PROBLEM STATEMENT: In the listing below, count the lines with "dotted" and report only the figure.

RECORDS PROVIDED:

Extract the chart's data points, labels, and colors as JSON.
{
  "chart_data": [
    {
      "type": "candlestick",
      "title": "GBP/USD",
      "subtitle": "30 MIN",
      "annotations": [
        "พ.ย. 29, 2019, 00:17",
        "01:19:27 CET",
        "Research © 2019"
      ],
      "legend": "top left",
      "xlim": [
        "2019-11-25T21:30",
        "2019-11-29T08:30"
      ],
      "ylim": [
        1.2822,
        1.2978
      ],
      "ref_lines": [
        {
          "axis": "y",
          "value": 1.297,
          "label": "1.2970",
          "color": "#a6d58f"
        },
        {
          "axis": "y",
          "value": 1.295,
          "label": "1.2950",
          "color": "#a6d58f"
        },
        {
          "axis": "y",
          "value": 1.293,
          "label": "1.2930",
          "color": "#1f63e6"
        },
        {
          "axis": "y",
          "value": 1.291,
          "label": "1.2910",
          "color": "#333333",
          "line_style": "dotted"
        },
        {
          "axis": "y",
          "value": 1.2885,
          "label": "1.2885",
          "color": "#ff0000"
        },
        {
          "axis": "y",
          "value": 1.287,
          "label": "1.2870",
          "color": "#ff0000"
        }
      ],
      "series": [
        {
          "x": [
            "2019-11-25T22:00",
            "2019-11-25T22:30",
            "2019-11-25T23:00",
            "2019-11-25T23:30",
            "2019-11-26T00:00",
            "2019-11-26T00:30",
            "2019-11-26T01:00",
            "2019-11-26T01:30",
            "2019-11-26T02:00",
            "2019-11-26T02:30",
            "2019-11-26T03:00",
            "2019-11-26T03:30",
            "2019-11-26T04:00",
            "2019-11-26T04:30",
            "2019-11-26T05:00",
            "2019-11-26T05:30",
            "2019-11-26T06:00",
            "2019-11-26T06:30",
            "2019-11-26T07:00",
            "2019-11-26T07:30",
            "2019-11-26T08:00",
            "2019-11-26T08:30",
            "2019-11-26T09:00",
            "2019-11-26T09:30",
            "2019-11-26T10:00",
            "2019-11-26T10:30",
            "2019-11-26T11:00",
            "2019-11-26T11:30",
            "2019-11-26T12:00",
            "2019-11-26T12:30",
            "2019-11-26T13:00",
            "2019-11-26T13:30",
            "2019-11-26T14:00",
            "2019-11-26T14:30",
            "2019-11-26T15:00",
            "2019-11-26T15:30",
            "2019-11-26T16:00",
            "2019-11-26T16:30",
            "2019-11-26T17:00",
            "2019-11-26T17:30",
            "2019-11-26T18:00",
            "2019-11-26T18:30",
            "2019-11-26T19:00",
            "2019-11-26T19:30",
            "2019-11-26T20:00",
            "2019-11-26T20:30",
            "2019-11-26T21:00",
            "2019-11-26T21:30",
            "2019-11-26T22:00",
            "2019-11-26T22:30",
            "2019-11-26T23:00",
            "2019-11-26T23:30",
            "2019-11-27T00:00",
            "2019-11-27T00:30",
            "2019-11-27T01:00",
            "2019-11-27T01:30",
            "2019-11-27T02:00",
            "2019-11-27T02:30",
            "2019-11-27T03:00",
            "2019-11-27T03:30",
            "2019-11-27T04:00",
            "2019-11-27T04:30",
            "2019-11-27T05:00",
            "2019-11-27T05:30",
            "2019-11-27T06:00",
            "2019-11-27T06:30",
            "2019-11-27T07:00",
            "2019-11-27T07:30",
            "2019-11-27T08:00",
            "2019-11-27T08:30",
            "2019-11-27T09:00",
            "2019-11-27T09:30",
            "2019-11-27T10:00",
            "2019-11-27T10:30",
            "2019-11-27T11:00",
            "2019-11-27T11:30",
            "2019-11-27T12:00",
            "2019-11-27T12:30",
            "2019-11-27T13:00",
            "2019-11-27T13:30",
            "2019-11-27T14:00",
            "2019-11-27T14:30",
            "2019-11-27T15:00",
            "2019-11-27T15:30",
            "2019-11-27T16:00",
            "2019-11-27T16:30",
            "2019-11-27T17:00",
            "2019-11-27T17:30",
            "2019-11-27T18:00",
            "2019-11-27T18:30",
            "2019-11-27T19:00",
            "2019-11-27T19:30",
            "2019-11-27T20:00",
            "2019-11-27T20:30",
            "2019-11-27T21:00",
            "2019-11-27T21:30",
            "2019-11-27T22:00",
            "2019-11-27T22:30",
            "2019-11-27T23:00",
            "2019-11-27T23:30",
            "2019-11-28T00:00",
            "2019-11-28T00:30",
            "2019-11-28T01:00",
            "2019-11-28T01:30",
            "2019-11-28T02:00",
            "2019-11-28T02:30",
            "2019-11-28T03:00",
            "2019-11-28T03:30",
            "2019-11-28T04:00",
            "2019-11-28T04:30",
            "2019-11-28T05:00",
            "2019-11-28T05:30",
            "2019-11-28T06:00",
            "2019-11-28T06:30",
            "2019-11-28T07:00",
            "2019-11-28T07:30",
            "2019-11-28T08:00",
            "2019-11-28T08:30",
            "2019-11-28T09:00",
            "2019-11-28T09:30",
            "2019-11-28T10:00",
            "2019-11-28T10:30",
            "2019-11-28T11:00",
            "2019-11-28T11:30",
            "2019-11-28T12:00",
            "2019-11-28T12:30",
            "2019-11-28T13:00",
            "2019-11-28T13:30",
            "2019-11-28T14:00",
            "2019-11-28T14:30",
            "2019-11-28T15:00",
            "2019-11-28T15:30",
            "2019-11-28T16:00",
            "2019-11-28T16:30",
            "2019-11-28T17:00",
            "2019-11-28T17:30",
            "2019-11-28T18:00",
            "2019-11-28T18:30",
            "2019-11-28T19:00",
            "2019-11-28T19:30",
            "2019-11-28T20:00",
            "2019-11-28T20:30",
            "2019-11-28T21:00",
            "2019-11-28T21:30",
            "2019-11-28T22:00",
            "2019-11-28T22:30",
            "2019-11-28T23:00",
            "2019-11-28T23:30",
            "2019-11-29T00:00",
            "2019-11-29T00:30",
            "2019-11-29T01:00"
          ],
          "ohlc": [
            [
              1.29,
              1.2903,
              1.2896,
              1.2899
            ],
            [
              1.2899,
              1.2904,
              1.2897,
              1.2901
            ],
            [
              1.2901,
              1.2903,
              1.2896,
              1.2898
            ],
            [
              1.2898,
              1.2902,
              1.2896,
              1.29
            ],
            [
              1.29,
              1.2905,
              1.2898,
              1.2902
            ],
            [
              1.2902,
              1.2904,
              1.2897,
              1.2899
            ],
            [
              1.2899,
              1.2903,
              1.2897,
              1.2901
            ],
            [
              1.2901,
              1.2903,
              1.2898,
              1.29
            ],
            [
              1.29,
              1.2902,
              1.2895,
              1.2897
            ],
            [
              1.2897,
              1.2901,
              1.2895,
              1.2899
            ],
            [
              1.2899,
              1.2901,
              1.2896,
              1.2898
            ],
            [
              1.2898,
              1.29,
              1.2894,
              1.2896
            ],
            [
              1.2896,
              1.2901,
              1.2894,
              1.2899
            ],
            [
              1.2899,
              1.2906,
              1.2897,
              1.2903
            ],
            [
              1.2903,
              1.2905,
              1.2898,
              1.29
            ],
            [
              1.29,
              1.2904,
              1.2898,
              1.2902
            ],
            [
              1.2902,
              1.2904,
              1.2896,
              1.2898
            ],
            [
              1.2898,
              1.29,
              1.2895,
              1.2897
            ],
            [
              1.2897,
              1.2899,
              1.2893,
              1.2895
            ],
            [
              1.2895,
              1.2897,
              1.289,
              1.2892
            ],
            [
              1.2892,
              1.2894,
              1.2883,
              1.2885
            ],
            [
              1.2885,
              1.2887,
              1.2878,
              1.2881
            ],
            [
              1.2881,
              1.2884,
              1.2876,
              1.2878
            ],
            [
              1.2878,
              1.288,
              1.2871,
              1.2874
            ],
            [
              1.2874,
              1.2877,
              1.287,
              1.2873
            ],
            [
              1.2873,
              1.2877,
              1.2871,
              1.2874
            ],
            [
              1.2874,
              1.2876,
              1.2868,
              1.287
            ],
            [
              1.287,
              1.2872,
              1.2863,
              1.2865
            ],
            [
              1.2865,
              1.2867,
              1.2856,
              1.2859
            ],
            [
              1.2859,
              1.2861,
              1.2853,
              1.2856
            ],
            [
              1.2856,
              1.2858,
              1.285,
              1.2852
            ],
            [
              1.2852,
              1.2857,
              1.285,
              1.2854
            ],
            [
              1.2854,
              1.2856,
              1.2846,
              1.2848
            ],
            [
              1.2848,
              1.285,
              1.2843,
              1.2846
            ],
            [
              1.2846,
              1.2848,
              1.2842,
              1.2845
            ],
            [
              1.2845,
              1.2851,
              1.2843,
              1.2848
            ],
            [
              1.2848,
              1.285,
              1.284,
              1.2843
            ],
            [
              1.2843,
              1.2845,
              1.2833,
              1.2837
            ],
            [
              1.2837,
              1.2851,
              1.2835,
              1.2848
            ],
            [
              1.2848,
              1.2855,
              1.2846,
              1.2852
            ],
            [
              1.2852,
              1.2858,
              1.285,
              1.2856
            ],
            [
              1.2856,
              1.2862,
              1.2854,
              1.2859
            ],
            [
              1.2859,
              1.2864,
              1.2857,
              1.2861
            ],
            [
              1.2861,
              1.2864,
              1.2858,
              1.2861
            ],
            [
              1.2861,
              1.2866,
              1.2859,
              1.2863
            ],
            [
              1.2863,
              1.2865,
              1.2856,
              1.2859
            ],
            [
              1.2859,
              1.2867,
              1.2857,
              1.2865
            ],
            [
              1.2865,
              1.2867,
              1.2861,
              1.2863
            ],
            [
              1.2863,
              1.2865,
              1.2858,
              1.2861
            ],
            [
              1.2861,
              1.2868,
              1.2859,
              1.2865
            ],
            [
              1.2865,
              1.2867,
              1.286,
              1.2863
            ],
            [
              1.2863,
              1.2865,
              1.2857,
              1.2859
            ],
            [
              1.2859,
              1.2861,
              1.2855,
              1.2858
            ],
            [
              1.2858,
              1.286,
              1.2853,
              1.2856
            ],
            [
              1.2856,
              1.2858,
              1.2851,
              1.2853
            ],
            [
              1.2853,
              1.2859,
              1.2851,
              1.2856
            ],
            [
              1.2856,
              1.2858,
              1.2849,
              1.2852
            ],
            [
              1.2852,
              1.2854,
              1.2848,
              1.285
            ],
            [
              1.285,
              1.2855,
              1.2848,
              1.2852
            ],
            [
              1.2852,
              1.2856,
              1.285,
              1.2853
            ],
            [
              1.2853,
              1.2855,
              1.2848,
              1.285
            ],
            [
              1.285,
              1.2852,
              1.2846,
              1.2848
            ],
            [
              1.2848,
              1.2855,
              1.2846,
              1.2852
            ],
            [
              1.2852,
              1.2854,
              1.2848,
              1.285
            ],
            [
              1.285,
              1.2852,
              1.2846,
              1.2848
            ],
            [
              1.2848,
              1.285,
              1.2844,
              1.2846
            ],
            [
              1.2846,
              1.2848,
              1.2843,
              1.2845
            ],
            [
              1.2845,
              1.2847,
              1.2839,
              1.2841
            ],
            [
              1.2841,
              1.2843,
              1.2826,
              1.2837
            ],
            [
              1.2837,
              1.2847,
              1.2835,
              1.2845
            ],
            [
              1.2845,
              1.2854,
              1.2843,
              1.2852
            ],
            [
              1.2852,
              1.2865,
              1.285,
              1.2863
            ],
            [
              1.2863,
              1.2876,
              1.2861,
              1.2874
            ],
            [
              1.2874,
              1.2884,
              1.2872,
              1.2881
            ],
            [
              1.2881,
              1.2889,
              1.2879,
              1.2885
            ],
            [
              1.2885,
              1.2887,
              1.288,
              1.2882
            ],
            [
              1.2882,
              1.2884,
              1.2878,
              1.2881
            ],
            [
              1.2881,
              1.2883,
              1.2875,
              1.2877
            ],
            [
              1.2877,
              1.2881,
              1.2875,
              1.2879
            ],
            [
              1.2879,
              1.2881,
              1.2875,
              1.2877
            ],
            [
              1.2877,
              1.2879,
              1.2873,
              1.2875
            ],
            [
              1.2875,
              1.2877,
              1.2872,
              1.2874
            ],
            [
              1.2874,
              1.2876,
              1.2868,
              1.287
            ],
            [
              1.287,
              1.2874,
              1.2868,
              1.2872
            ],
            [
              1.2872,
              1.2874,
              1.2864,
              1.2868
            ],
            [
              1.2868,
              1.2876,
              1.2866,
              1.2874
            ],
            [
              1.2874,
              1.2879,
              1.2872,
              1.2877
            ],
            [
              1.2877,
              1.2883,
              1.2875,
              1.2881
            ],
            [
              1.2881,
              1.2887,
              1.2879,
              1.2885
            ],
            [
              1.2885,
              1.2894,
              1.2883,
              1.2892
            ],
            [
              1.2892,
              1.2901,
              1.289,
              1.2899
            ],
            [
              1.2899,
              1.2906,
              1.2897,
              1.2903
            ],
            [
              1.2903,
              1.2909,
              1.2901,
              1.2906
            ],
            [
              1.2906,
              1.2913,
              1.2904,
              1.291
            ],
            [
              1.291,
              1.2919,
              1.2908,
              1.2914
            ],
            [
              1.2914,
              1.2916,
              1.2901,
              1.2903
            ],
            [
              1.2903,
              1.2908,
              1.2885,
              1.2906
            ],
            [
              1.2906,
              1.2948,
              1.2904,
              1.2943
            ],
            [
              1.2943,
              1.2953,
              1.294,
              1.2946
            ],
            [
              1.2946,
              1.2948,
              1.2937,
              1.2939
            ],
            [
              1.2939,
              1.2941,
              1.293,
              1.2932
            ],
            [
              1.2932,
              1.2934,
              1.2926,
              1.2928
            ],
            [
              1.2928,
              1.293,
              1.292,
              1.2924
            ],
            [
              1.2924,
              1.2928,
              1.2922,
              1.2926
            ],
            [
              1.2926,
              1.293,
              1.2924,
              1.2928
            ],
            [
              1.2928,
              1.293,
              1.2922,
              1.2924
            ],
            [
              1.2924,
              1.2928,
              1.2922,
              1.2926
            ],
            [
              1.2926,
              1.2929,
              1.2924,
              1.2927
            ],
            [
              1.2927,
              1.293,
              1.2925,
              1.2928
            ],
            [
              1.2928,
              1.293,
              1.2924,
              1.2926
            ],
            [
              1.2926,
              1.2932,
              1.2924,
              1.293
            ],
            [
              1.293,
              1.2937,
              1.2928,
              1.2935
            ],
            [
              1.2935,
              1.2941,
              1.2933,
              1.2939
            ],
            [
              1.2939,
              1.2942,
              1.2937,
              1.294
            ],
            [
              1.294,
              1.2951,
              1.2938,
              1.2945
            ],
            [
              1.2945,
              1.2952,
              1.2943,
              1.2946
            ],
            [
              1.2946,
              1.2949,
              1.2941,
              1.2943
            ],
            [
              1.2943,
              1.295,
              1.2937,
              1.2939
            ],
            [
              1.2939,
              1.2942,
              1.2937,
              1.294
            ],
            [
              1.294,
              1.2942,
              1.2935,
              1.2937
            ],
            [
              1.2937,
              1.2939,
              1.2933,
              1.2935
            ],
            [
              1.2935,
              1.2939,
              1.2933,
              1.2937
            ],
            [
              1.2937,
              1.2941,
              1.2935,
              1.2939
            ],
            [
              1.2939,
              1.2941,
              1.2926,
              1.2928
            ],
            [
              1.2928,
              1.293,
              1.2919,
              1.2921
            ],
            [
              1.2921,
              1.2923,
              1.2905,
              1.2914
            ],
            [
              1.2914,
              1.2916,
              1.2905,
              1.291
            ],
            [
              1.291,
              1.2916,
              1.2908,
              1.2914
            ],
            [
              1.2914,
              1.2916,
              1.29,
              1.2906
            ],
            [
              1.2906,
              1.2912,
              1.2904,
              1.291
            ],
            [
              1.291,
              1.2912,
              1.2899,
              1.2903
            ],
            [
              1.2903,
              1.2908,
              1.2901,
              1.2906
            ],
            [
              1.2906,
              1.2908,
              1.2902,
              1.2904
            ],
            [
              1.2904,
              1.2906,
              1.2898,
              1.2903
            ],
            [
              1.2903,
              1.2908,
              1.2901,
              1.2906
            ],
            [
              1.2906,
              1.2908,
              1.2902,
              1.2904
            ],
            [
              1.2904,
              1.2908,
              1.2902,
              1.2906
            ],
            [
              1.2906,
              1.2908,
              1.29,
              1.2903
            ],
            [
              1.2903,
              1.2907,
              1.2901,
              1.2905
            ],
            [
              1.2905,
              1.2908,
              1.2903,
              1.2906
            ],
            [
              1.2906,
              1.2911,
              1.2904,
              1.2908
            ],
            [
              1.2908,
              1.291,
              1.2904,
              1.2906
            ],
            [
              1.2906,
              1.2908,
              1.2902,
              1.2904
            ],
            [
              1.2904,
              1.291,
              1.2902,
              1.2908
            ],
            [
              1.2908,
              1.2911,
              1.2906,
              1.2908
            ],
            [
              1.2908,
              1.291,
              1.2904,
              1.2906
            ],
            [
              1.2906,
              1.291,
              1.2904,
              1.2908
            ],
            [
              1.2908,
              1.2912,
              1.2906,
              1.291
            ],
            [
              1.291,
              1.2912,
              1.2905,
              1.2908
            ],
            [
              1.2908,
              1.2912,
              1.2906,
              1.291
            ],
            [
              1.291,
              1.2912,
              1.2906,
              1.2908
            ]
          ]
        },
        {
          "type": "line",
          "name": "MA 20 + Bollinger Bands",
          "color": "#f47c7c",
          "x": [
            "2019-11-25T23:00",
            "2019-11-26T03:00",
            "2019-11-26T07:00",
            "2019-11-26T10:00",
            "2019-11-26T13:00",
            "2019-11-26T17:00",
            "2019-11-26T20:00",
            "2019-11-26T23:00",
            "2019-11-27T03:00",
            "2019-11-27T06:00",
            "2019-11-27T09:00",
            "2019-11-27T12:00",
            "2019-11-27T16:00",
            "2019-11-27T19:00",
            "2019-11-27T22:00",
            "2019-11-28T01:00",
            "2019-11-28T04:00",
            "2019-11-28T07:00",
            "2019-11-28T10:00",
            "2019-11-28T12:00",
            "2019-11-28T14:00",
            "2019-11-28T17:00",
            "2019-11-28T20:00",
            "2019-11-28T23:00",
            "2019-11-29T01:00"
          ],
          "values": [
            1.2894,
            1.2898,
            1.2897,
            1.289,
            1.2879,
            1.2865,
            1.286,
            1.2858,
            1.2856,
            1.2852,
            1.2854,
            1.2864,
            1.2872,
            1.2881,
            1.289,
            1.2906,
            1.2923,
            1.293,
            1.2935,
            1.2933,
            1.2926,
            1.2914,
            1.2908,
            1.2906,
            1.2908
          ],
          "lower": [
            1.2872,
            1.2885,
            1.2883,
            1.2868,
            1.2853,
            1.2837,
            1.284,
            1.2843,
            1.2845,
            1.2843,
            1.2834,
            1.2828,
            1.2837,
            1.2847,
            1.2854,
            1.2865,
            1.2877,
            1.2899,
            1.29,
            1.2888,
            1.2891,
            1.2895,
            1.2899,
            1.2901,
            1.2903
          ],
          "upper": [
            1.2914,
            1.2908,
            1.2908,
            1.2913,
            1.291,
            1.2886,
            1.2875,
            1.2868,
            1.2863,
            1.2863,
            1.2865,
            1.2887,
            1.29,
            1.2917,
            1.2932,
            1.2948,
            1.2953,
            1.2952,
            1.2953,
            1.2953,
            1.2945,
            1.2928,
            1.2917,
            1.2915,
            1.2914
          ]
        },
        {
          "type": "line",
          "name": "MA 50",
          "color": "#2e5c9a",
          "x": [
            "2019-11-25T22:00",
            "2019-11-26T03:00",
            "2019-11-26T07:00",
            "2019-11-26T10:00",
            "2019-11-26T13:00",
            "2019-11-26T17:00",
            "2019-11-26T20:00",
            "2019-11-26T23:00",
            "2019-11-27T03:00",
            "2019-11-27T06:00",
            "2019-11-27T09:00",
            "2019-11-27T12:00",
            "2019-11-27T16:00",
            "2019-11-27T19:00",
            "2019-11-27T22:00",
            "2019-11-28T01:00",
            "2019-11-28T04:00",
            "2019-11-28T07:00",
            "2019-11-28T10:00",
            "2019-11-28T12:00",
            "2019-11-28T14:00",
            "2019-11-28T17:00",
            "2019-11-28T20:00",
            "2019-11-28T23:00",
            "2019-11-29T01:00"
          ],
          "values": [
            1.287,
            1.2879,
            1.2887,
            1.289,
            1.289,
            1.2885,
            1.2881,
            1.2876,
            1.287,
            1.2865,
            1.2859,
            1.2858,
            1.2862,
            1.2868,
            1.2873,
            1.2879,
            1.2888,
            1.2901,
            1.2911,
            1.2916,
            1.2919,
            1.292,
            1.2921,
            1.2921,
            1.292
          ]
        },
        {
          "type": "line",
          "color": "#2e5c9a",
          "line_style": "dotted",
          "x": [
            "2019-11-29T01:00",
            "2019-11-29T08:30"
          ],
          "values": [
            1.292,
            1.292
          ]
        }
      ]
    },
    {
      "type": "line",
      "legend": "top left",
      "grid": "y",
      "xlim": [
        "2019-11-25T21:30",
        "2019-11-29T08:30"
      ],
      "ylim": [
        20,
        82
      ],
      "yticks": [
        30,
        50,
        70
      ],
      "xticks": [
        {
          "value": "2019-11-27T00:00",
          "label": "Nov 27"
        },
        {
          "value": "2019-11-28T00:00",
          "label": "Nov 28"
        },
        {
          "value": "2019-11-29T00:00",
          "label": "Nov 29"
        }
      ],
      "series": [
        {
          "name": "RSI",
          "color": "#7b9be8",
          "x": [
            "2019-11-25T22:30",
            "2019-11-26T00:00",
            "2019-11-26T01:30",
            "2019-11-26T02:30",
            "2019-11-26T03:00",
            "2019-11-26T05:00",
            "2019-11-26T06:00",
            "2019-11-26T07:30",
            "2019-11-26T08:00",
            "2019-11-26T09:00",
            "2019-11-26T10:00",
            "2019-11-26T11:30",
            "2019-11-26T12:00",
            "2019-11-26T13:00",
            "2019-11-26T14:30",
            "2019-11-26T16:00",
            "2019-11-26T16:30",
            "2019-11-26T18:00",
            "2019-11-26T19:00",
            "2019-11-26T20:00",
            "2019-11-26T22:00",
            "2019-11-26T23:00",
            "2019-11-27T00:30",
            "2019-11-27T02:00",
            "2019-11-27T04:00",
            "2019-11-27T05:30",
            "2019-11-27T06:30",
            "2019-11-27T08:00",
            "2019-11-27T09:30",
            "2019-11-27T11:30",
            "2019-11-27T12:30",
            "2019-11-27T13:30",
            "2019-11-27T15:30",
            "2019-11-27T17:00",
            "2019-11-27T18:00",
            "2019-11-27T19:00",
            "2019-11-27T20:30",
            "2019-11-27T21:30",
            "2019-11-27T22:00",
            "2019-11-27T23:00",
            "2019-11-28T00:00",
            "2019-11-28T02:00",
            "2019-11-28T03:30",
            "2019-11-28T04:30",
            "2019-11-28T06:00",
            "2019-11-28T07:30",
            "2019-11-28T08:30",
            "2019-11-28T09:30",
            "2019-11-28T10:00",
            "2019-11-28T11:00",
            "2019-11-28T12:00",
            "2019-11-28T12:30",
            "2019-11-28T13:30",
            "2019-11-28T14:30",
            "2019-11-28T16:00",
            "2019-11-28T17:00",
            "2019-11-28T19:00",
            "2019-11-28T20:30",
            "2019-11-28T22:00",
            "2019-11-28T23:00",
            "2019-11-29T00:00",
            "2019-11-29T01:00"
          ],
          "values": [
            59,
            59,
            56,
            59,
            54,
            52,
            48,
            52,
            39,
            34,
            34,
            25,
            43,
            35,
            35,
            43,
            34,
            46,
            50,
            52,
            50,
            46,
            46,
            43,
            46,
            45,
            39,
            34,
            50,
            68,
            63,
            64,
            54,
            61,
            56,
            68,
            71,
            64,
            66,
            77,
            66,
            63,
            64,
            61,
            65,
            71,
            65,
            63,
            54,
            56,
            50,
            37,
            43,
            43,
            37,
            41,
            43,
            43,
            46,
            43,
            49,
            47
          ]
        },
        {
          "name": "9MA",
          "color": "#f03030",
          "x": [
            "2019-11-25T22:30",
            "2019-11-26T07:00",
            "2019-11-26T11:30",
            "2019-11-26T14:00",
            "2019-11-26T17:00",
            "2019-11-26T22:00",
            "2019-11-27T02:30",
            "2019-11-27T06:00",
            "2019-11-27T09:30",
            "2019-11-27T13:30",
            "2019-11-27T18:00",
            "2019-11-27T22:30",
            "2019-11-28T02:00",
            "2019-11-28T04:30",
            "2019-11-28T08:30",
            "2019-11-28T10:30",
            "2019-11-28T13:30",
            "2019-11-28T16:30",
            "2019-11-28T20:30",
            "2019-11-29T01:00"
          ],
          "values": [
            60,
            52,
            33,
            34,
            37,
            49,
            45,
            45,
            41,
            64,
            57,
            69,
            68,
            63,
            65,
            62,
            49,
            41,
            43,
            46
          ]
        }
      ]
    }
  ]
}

OUTPUT FOR THIS EXERCISE: 2